Instruction
Write out each line beneath this one exactly as it reads.
═════ Supplied information
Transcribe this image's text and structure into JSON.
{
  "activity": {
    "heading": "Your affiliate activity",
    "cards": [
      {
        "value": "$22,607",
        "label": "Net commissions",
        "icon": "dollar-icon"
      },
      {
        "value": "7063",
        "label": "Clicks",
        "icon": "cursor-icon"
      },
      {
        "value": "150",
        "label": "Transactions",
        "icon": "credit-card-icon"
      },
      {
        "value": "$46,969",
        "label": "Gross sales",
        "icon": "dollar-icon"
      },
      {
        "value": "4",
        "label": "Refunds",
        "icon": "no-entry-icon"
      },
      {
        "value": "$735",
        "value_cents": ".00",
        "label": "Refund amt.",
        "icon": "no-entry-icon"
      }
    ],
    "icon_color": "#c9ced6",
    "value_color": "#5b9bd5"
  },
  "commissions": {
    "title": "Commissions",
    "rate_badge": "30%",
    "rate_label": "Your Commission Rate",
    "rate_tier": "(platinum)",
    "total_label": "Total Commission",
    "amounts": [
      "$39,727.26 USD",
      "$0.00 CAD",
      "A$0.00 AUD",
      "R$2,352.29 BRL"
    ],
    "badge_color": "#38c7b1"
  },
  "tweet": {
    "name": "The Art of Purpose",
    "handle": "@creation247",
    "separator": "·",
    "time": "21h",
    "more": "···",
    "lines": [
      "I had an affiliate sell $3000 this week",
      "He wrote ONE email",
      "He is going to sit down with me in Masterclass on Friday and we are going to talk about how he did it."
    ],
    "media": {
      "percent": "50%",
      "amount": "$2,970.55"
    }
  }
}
══════════
Expected answer
Transcribe this image's text and structure into JSON.
{
  "activity": {
    "heading": "Your affiliate activity",
    "cards": [
      {
        "value": "$22,607",
        "label": "Net commissions",
        "icon": "dollar-icon"
      },
      {
        "value": "7063",
        "label": "Clicks",
        "icon": "cursor-icon"
      },
      {
        "value": "150",
        "label": "Transactions",
        "icon": "credit-card-icon"
      },
      {
        "value": "$46,969",
        "label": "Gross sales",
        "icon": "dollar-icon"
      },
      {
        "value": "4",
        "label": "Refunds",
        "icon": "no-entry-icon"
      },
      {
        "value": "$735",
        "value_cents": ".00",
        "label": "Refund amt.",
        "icon": "no-entry-icon"
      }
    ],
    "icon_color": "#c9ced6",
    "value_color": "#5b9bd5"
  },
  "commissions": {
    "title": "Commissions",
    "rate_badge": "30%",
    "rate_label": "Your Commission Rate",
    "rate_tier": "(platinum)",
    "total_label": "Total Commission",
    "amounts": [
      "$39,727.26 USD",
      "$0.00 CAD",
      "A$0.00 AUD",
      "R$2,352.29 BRL"
    ],
    "badge_color": "#38c7b1"
  },
  "tweet": {
    "name": "The Art of Purpose",
    "handle": "@creation247",
    "separator": "·",
    "time": "21h",
    "more": "···",
    "lines": [
      "I had an affiliate sell $3000 this week",
      "He wrote ONE email",
      "He is going to sit down with me in Masterclass on Friday and we are going to talk about how he did it."
    ],
    "media": {
      "percent": "50%",
      "amount": "$2,970.55"
    }
  }
}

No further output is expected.